* YOUR OBJECTIVE *
Make an exact copy of all the entries below, with the pictures left out.

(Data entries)
+--
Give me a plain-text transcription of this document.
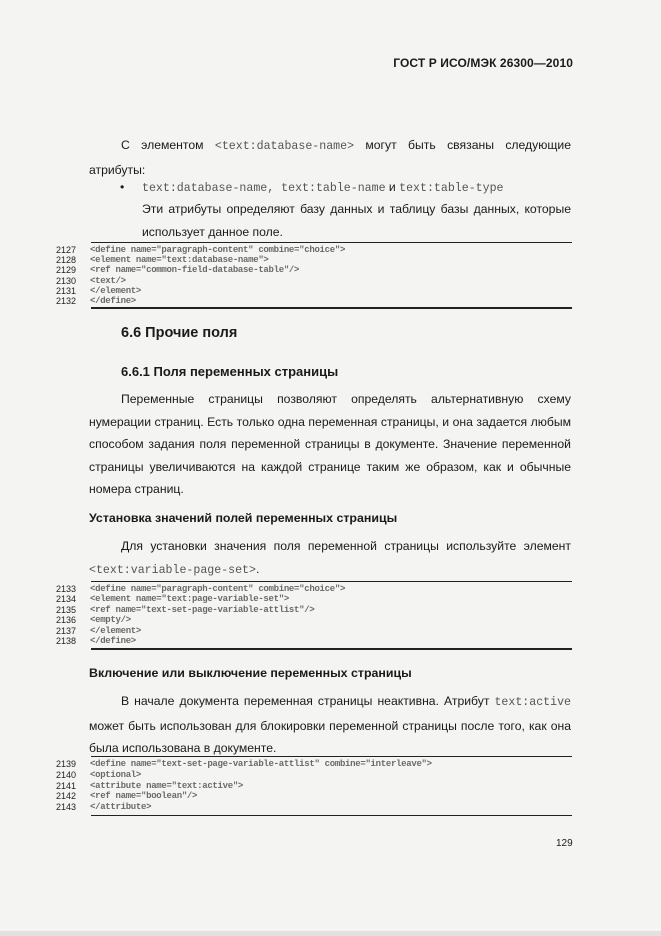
ГОСТ Р ИСО/МЭК 26300—2010

С элементом <text:database-name> могут быть связаны следующие атрибуты:

• text:database-name, text:table-name и text:table-type

Эти атрибуты определяют базу данных и таблицу базы данных, которые использует данное поле.

2127 <define name="paragraph-content" combine="choice">
2128 <element name="text:database-name">
2129 <ref name="common-field-database-table"/>
2130 <text/>
2131 </element>
2132 </define>
6.6 Прочие поля
6.6.1 Поля переменных страницы

Переменные страницы позволяют определять альтернативную схему нумерации страниц. Есть только одна переменная страницы, и она задается любым способом задания поля переменной страницы в документе. Значение переменной страницы увеличиваются на каждой странице таким же образом, как и обычные номера страниц.

Установка значений полей переменных страницы

Для установки значения поля переменной страницы используйте элемент <text:variable-page-set>.

2133 <define name="paragraph-content" combine="choice">
2134 <element name="text:page-variable-set">
2135 <ref name="text-set-page-variable-attlist"/>
2136 <empty/>
2137 </element>
2138 </define>
Включение или выключение переменных страницы

В начале документа переменная страницы неактивна. Атрибут text:active может быть использован для блокировки переменной страницы после того, как она была использована в документе.

2139 <define name="text-set-page-variable-attlist" combine="interleave">
2140 <optional>
2141 <attribute name="text:active">
2142 <ref name="boolean"/>
2143 </attribute>
129
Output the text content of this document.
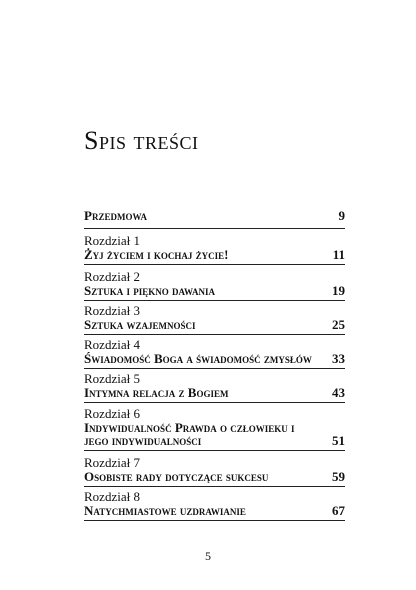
Spis treści
Przedmowa	9
Rozdział 1
Żyj życiem i kochaj życie!	11
Rozdział 2
Sztuka i piękno dawania	19
Rozdział 3
Sztuka wzajemności	25
Rozdział 4
Świadomość Boga a świadomość zmysłów 33
Rozdział 5
Intymna relacja z Bogiem	43
Rozdział 6
Indywidualność Prawda o człowieku i jego indywidualności	51
Rozdział 7
Osobiste rady dotyczące sukcesu	59
Rozdział 8
Natychmiastowe uzdrawianie	67
5
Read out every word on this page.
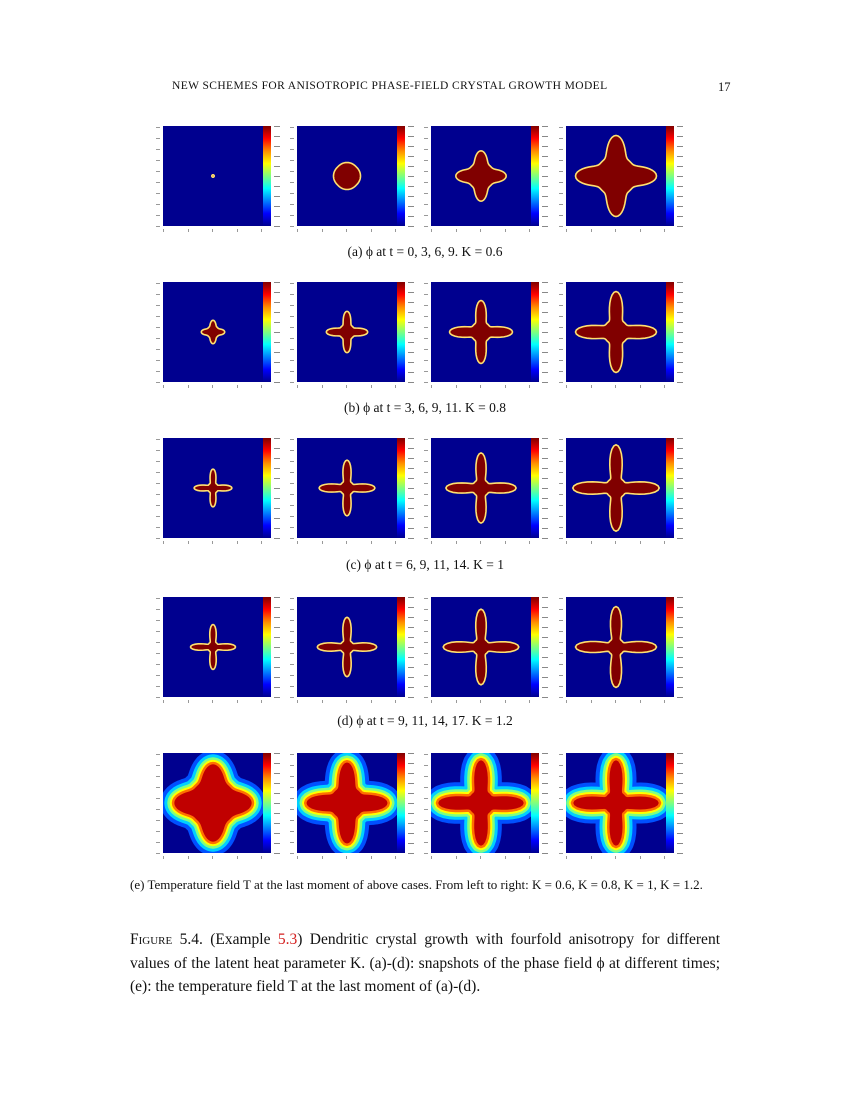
NEW SCHEMES FOR ANISOTROPIC PHASE-FIELD CRYSTAL GROWTH MODEL	17
(a) ϕ at t = 0, 3, 6, 9. K = 0.6
(b) ϕ at t = 3, 6, 9, 11. K = 0.8
(c) ϕ at t = 6, 9, 11, 14. K = 1
(d) ϕ at t = 9, 11, 14, 17. K = 1.2
(e) Temperature field T at the last moment of above cases. From left to right: K = 0.6, K = 0.8, K = 1, K = 1.2.
Figure 5.4. (Example 5.3) Dendritic crystal growth with fourfold anisotropy for different values of the latent heat parameter K. (a)-(d): snapshots of the phase field ϕ at different times; (e): the temperature field T at the last moment of (a)-(d).
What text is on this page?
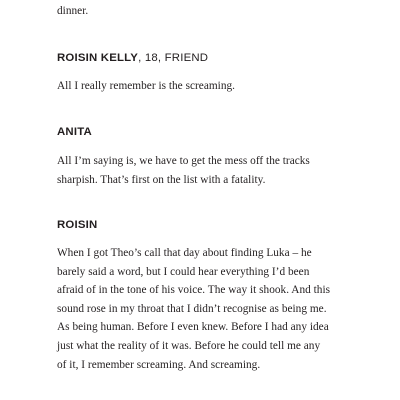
dinner.

ROISIN KELLY, 18, FRIEND

All I really remember is the screaming.

ANITA

All I’m saying is, we have to get the mess off the tracks
sharpish. That’s first on the list with a fatality.

ROISIN

When I got Theo’s call that day about finding Luka – he
barely said a word, but I could hear everything I’d been
afraid of in the tone of his voice. The way it shook. And this
sound rose in my throat that I didn’t recognise as being me.
As being human. Before I even knew. Before I had any idea
just what the reality of it was. Before he could tell me any
of it, I remember screaming. And screaming.
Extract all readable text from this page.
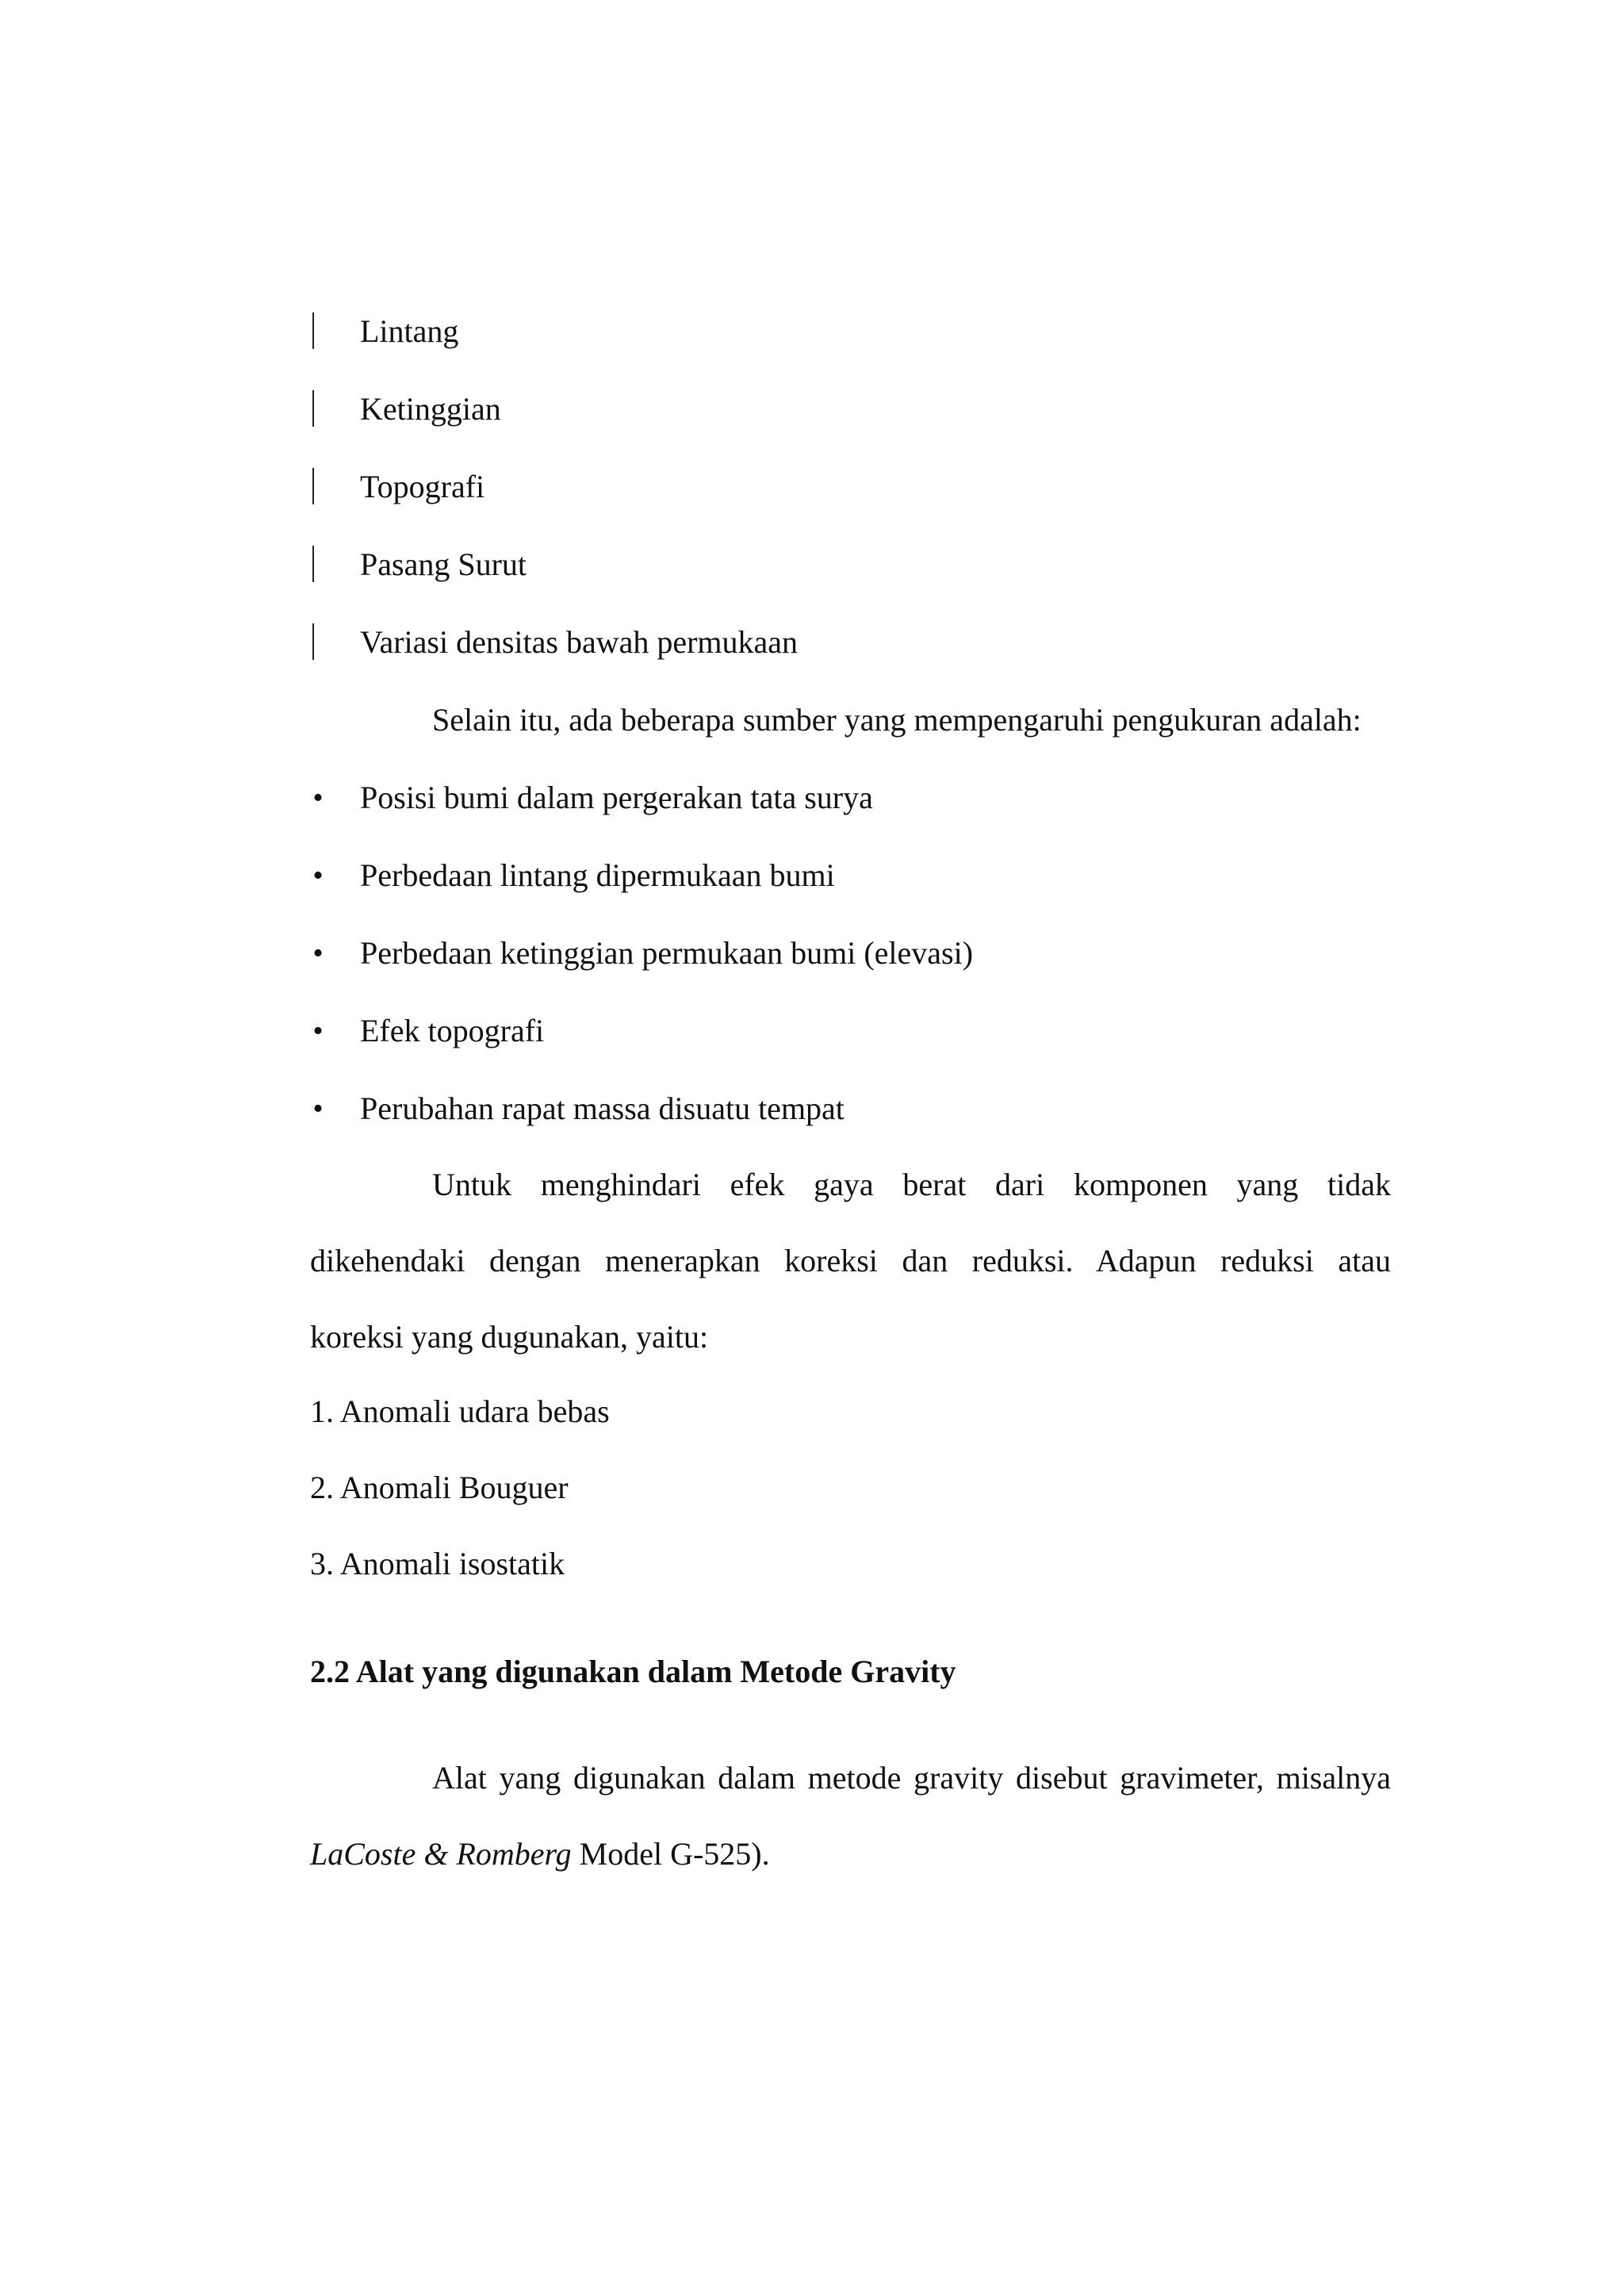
Lintang
Ketinggian
Topografi
Pasang Surut
Variasi densitas bawah permukaan
Selain itu, ada beberapa sumber yang mempengaruhi pengukuran adalah:
• Posisi bumi dalam pergerakan tata surya
• Perbedaan lintang dipermukaan bumi
• Perbedaan ketinggian permukaan bumi (elevasi)
• Efek topografi
• Perubahan rapat massa disuatu tempat
Untuk menghindari efek gaya berat dari komponen yang tidak
dikehendaki dengan menerapkan koreksi dan reduksi. Adapun reduksi atau
koreksi yang dugunakan, yaitu:
1. Anomali udara bebas
2. Anomali Bouguer
3. Anomali isostatik
2.2 Alat yang digunakan dalam Metode Gravity
Alat yang digunakan dalam metode gravity disebut gravimeter, misalnya
LaCoste & Romberg Model G-525).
+--
* EXERCISE SOLUTION *
Give me a plain-text transcription of this document.
ГОСТ Р ИСО/МЭК 26300—2010

С элементом <text:database-name> могут быть связаны следующие атрибуты:

• text:database-name, text:table-name и text:table-type

Эти атрибуты определяют базу данных и таблицу базы данных, которые использует данное поле.

2127 <define name="paragraph-content" combine="choice">
2128 <element name="text:database-name">
2129 <ref name="common-field-database-table"/>
2130 <text/>
2131 </element>
2132 </define>
6.6 Прочие поля
6.6.1 Поля переменных страницы

Переменные страницы позволяют определять альтернативную схему нумерации страниц. Есть только одна переменная страницы, и она задается любым способом задания поля переменной страницы в документе. Значение переменной страницы увеличиваются на каждой странице таким же образом, как и обычные номера страниц.

Установка значений полей переменных страницы

Для установки значения поля переменной страницы используйте элемент <text:variable-page-set>.

2133 <define name="paragraph-content" combine="choice">
2134 <element name="text:page-variable-set">
2135 <ref name="text-set-page-variable-attlist"/>
2136 <empty/>
2137 </element>
2138 </define>
Включение или выключение переменных страницы

В начале документа переменная страницы неактивна. Атрибут text:active может быть использован для блокировки переменной страницы после того, как она была использована в документе.

2139 <define name="text-set-page-variable-attlist" combine="interleave">
2140 <optional>
2141 <attribute name="text:active">
2142 <ref name="boolean"/>
2143 </attribute>
129
Output the text content of this document.
Spis treści
Przedmowa	9
Rozdział 1
Żyj życiem i kochaj życie!	11
Rozdział 2
Sztuka i piękno dawania	19
Rozdział 3
Sztuka wzajemności	25
Rozdział 4
Świadomość Boga a świadomość zmysłów 33
Rozdział 5
Intymna relacja z Bogiem	43
Rozdział 6
Indywidualność Prawda o człowieku i jego indywidualności	51
Rozdział 7
Osobiste rady dotyczące sukcesu	59
Rozdział 8
Natychmiastowe uzdrawianie	67
5
Read out every word on this page.
NEW SCHEMES FOR ANISOTROPIC PHASE-FIELD CRYSTAL GROWTH MODEL	17
(a) ϕ at t = 0, 3, 6, 9. K = 0.6
(b) ϕ at t = 3, 6, 9, 11. K = 0.8
(c) ϕ at t = 6, 9, 11, 14. K = 1
(d) ϕ at t = 9, 11, 14, 17. K = 1.2
(e) Temperature field T at the last moment of above cases. From left to right: K = 0.6, K = 0.8, K = 1, K = 1.2.
Figure 5.4. (Example 5.3) Dendritic crystal growth with fourfold anisotropy for different values of the latent heat parameter K. (a)-(d): snapshots of the phase field ϕ at different times; (e): the temperature field T at the last moment of (a)-(d).
What text is on this page?
dinner.

ROISIN KELLY, 18, FRIEND

All I really remember is the screaming.

ANITA

All I’m saying is, we have to get the mess off the tracks
sharpish. That’s first on the list with a fatality.

ROISIN

When I got Theo’s call that day about finding Luka – he
barely said a word, but I could hear everything I’d been
afraid of in the tone of his voice. The way it shook. And this
sound rose in my throat that I didn’t recognise as being me.
As being human. Before I even knew. Before I had any idea
just what the reality of it was. Before he could tell me any
of it, I remember screaming. And screaming.
Extract all readable text from this page.
Lintang
Ketinggian
Topografi
Pasang Surut
Variasi densitas bawah permukaan
Selain itu, ada beberapa sumber yang mempengaruhi pengukuran adalah:
• Posisi bumi dalam pergerakan tata surya
• Perbedaan lintang dipermukaan bumi
• Perbedaan ketinggian permukaan bumi (elevasi)
• Efek topografi
• Perubahan rapat massa disuatu tempat
Untuk menghindari efek gaya berat dari komponen yang tidak
dikehendaki dengan menerapkan koreksi dan reduksi. Adapun reduksi atau
koreksi yang dugunakan, yaitu:
1. Anomali udara bebas
2. Anomali Bouguer
3. Anomali isostatik
2.2 Alat yang digunakan dalam Metode Gravity
Alat yang digunakan dalam metode gravity disebut gravimeter, misalnya
LaCoste & Romberg Model G-525).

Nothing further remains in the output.